Records for processing:
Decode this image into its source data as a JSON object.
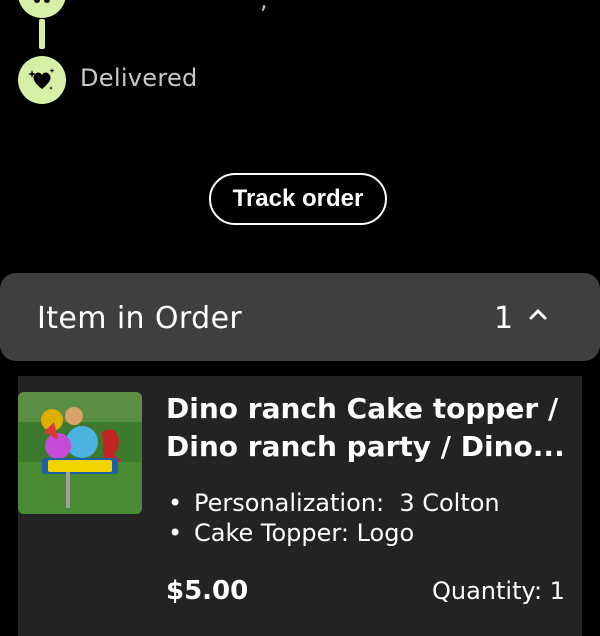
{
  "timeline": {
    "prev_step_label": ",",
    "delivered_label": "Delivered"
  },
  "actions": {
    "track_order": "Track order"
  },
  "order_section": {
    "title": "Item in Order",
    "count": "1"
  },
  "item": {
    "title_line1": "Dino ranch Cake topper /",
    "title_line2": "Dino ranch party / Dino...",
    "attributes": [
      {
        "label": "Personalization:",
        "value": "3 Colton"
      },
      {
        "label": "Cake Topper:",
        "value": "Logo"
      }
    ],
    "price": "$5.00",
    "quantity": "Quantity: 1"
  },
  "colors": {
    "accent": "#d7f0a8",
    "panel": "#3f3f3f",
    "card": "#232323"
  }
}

Exercise: Write out the material above again, word for word, minus its pictures.

Output for this exercise:
Decode this image into its source data as a JSON object.
{
  "timeline": {
    "prev_step_label": ",",
    "delivered_label": "Delivered"
  },
  "actions": {
    "track_order": "Track order"
  },
  "order_section": {
    "title": "Item in Order",
    "count": "1"
  },
  "item": {
    "title_line1": "Dino ranch Cake topper /",
    "title_line2": "Dino ranch party / Dino...",
    "attributes": [
      {
        "label": "Personalization:",
        "value": "3 Colton"
      },
      {
        "label": "Cake Topper:",
        "value": "Logo"
      }
    ],
    "price": "$5.00",
    "quantity": "Quantity: 1"
  },
  "colors": {
    "accent": "#d7f0a8",
    "panel": "#3f3f3f",
    "card": "#232323"
  }
}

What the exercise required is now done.